__Aufgabenstellung__. Kannst du den folgenden Beschluss des Sächsischen Oberverwaltungsgerichts vollständig und Wort für Wort wiedergeben?

Gericht: Sächsisches Oberverwaltungsgericht
Beschluss verkündet am 29.11.2005
Aktenzeichen: 3 B 782/04
Rechtsgebiete: VwVfG, VwGO, StPO


Vorschriften:

VwVfG § 80 Abs. 2
VwGO § 162 Abs. 2 Satz 2
StPO § 81 b
StPO § 140
Der im erkennungsdienstlichen Vorverfahren typische Zusammenhang mit einem Strafverfahren führt - unabhängig von der Schwere des Tatvorwurfs - grundsätzlich dazu, dass es dem Betroffenen nicht zuzumuten ist, von der Inanspruchnahme eines Bevollmächtigten abzusehen.
SÄCHSISCHES OBERVERWALTUNGSGERICHT Beschluss

3 B 782/04

In der Verwaltungsrechtssache

wegen Zuziehung eines Bevollmächtigten im Vorverfahren

hier: Antrag auf Zulassung der Berufung

hat der 3. Senat des Sächsischen Oberverwaltungsgerichts durch den Vorsitzenden Richter am Oberverwaltungsgericht Dr. Ullrich, die Richterin am Oberverwaltungsgericht Drehwald und die Richterin am Verwaltungsgericht Gellner

am 29. November 2005

beschlossen:

Tenor:

Der Antrag des Beklagten, die Berufung gegen das Urteil des Verwaltungsgerichts Dresden vom 23. Juni 2004 - 14 K 2815/01 - zuzulassen, wird abgelehnt.

__Gespeicherte Zeilen__.
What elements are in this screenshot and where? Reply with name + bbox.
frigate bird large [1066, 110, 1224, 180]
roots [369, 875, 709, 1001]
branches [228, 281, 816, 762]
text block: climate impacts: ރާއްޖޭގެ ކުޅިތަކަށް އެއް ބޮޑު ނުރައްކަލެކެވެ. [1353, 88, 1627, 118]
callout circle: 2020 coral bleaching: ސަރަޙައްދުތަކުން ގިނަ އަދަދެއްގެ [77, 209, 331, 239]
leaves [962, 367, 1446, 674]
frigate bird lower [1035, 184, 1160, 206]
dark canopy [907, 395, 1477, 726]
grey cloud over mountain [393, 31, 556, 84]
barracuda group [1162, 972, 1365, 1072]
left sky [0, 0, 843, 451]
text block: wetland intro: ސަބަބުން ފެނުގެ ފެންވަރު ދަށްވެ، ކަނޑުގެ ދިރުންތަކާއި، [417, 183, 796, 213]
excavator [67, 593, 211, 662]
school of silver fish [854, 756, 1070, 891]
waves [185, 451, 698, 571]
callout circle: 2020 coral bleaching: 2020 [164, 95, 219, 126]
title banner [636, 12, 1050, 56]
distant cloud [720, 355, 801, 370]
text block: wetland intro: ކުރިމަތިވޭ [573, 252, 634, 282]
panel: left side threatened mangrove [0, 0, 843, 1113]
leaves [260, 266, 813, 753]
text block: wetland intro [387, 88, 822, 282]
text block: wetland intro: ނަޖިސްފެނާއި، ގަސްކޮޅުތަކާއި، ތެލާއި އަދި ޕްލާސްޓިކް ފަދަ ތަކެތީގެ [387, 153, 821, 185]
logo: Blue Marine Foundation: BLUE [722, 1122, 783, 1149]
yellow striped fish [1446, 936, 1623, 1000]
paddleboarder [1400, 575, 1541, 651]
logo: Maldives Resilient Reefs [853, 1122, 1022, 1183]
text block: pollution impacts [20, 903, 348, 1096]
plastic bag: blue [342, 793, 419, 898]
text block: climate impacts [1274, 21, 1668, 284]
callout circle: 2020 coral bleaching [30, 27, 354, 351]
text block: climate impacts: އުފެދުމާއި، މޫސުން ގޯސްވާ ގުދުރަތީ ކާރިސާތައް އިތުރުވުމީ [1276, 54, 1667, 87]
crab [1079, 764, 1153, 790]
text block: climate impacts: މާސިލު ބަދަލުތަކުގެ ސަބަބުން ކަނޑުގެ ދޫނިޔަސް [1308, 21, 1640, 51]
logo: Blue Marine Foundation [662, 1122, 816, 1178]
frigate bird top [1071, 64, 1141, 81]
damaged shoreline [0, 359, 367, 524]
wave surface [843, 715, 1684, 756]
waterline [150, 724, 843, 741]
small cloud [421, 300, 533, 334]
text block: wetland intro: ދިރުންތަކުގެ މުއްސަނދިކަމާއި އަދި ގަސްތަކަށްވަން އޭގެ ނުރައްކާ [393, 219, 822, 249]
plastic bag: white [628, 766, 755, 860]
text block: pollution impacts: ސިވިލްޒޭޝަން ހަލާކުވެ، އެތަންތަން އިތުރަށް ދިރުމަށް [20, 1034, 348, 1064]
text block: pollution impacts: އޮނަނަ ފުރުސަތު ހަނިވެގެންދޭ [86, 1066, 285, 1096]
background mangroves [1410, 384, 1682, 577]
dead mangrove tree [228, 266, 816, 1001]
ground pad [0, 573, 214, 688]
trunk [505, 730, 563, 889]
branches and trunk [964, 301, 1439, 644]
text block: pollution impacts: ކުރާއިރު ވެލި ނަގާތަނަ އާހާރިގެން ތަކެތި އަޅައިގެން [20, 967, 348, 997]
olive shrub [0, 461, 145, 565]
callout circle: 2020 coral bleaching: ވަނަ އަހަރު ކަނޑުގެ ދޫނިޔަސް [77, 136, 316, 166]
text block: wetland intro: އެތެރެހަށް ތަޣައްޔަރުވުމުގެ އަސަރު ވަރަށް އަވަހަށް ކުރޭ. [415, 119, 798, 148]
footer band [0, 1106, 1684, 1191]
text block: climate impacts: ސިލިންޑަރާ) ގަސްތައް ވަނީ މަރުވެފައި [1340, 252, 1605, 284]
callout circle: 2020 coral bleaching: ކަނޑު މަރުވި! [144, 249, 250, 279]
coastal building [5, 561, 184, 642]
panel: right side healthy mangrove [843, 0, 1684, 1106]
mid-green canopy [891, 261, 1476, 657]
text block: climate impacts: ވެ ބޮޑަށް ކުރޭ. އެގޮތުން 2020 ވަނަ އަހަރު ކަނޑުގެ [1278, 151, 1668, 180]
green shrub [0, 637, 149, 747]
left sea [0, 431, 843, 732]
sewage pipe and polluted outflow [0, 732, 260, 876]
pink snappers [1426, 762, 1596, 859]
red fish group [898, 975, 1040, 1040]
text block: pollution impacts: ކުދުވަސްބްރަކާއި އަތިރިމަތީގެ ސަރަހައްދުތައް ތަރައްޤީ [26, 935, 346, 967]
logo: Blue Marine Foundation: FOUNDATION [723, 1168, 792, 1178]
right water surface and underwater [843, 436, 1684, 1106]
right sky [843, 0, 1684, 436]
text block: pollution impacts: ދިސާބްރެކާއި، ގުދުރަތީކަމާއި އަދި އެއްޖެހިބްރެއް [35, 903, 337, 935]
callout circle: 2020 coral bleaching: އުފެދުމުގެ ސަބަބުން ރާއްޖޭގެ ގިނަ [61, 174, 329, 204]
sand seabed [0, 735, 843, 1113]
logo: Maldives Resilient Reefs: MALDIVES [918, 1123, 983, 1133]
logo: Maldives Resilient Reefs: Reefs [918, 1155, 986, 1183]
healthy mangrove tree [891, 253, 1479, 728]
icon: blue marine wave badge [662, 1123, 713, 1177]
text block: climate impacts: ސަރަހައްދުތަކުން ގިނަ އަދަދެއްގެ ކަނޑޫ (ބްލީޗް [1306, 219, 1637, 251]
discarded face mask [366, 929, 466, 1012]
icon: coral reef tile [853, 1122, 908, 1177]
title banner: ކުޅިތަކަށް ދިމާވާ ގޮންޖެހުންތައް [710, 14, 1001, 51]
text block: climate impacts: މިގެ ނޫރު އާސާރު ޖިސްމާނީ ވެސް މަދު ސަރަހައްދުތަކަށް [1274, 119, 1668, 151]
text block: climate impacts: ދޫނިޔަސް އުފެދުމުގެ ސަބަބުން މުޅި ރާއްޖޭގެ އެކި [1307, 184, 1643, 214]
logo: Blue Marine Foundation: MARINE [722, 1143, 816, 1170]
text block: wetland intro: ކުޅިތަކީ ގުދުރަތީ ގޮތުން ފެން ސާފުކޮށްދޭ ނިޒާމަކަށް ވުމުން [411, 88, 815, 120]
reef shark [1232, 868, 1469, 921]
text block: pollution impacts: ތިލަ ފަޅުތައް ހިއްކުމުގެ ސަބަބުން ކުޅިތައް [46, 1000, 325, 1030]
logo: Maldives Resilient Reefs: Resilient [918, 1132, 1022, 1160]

__Ergebnis__.
Gericht: Sächsisches Oberverwaltungsgericht
Beschluss verkündet am 29.11.2005
Aktenzeichen: 3 B 782/04
Rechtsgebiete: VwVfG, VwGO, StPO


Vorschriften:

VwVfG § 80 Abs. 2
VwGO § 162 Abs. 2 Satz 2
StPO § 81 b
StPO § 140
Der im erkennungsdienstlichen Vorverfahren typische Zusammenhang mit einem Strafverfahren führt - unabhängig von der Schwere des Tatvorwurfs - grundsätzlich dazu, dass es dem Betroffenen nicht zuzumuten ist, von der Inanspruchnahme eines Bevollmächtigten abzusehen.
SÄCHSISCHES OBERVERWALTUNGSGERICHT Beschluss

3 B 782/04

In der Verwaltungsrechtssache

wegen Zuziehung eines Bevollmächtigten im Vorverfahren

hier: Antrag auf Zulassung der Berufung

hat der 3. Senat des Sächsischen Oberverwaltungsgerichts durch den Vorsitzenden Richter am Oberverwaltungsgericht Dr. Ullrich, die Richterin am Oberverwaltungsgericht Drehwald und die Richterin am Verwaltungsgericht Gellner

am 29. November 2005

beschlossen:

Tenor:

Der Antrag des Beklagten, die Berufung gegen das Urteil des Verwaltungsgerichts Dresden vom 23. Juni 2004 - 14 K 2815/01 - zuzulassen, wird abgelehnt.